** Exercise task a **
Return everything in the crappie fishing thread below from "All the locals" down to "an underwater limb.", without changing a character.

** Document excerpt **

# Crappie Surprise



## Try'n Hard (Oct 23, 2008)

All the locals and guides tell me all the fish leave my lake and spend the summer in the river June thru Sept. I can't find a fish in that dang river plus it's been high and muddy all summer! Ordered some hand tied jigs and wanted to try them out so I told the wife I would just piddle in the lake over the weekend and hopefully get 6 for a meal. Ended up with 43! They bit like it was fall. Caught some in 5' and some in 15' all on the same jig in 1/32 oz casting to underwater structure and just bumping it over the limbs. They were tight on the structure and 90% of bites came just after the jig flipped over an underwater limb.


----------



## sureicanfish (Sep 30, 2007)

You out looking for trouble too? New toy??


----------



## bowfisher (Jun 28, 2016)

Nice trip!


----------



## Try'n Hard (Oct 23, 2008)

I carry that so I won't see a hog to shoot


----------



## hjorgan (Sep 30, 2007)

Dammit man! Making me miss my river cabin. Nice slabs.


----------



## Jason (Oct 2, 2007)

Nice...looks like a minner!


----------



## lees way2 (Oct 7, 2007)

That is a dang good August haul.


----------



## Bodupp (Oct 3, 2007)

43! Dang, we don't get that many all spring! What is the deepest water in your "lake"?

Great catch btw.


----------



## countryjwh (Nov 20, 2007)

Info on jig please.


----------



## 69Viking (Oct 30, 2008)

Great catch, I'll second info on Jig please!


----------



## Try'n Hard (Oct 23, 2008)

Jig info attached, it's just a son and dad. I think they only have a Facebook and you can mail cash or check...it's the only way they do it. Tied jigs are $15 per dozen


----------



## JoeyWelch (Sep 25, 2009)

Dang.


----------



## JoeyWelch (Sep 25, 2009)

You killing me! Think I'll just go back to catfishing...


----------



## ironman (Oct 18, 2007)

WOW.
That's about all I can say.
You da man.
What is your go to rod and reel combo when using jigs?


----------



## Try'n Hard (Oct 23, 2008)

ironman said:


> WOW.

** Data to use **
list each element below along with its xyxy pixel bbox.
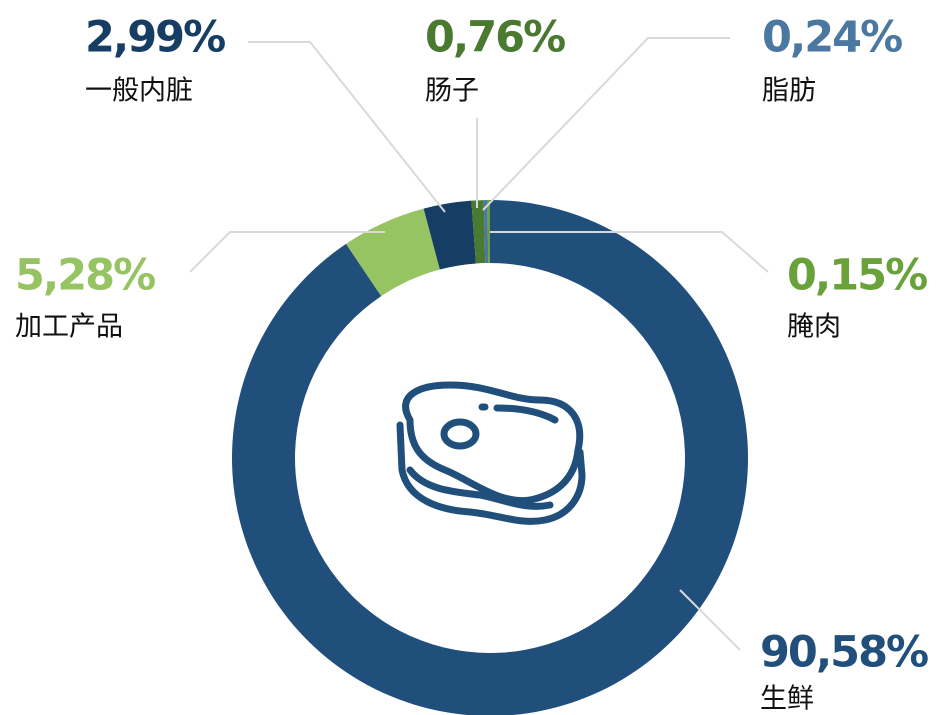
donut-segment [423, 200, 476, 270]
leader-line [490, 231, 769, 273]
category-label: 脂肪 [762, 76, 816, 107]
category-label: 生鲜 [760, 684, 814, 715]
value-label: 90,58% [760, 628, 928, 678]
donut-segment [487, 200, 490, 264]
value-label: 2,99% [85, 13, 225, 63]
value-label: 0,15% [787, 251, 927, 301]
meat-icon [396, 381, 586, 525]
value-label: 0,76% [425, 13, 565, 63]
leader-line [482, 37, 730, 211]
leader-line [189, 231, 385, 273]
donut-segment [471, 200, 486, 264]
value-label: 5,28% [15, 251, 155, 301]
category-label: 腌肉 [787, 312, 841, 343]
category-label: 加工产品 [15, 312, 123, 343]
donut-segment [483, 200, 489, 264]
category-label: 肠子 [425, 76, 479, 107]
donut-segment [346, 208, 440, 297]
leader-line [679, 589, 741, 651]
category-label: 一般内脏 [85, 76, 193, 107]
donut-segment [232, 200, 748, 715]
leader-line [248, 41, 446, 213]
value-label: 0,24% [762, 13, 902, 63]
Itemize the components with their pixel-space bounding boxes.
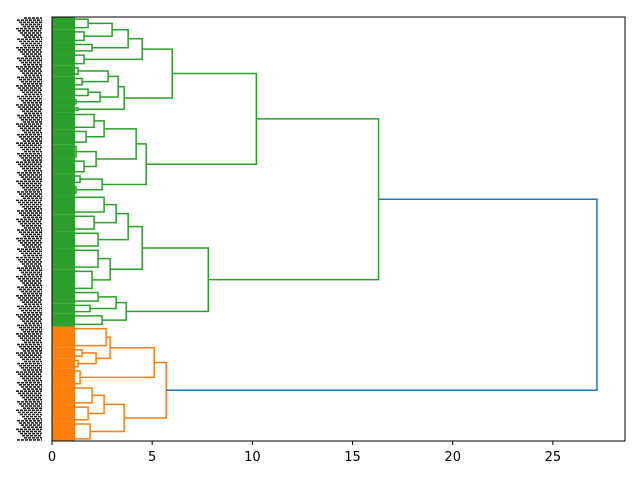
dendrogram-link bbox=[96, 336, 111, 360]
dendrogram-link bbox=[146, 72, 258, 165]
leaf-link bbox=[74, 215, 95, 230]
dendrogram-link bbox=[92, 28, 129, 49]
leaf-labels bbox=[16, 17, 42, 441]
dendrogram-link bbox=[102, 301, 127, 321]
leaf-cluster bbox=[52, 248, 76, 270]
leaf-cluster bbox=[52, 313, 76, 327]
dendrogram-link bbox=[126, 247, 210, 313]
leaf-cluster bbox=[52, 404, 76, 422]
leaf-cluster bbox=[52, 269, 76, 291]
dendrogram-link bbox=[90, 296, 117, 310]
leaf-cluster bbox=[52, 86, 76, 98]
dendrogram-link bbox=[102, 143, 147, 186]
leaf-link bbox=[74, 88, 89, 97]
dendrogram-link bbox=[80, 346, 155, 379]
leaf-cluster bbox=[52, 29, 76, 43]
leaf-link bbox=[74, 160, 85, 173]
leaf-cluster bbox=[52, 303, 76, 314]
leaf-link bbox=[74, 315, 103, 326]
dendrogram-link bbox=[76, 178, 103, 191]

** Exercise task b **
List each row above that contains the string "pixel", matching case exactly.

** Result a **
All the locals and guides tell me all the fish leave my lake and spend the summer in the river June thru Sept. I can't find a fish in that dang river plus it's been high and muddy all summer! Ordered some hand tied jigs and wanted to try them out so I told the wife I would just piddle in the lake over the weekend and hopefully get 6 for a meal. Ended up with 43! They bit like it was fall. Caught some in 5' and some in 15' all on the same jig in 1/32 oz casting to underwater structure and just bumping it over the limbs. They were tight on the structure and 90% of bites came just after the jig flipped over an underwater limb.

** Result b **
list each element below along with its xyxy pixel bbox.
Itemize the components with their pixel-space bounding boxes.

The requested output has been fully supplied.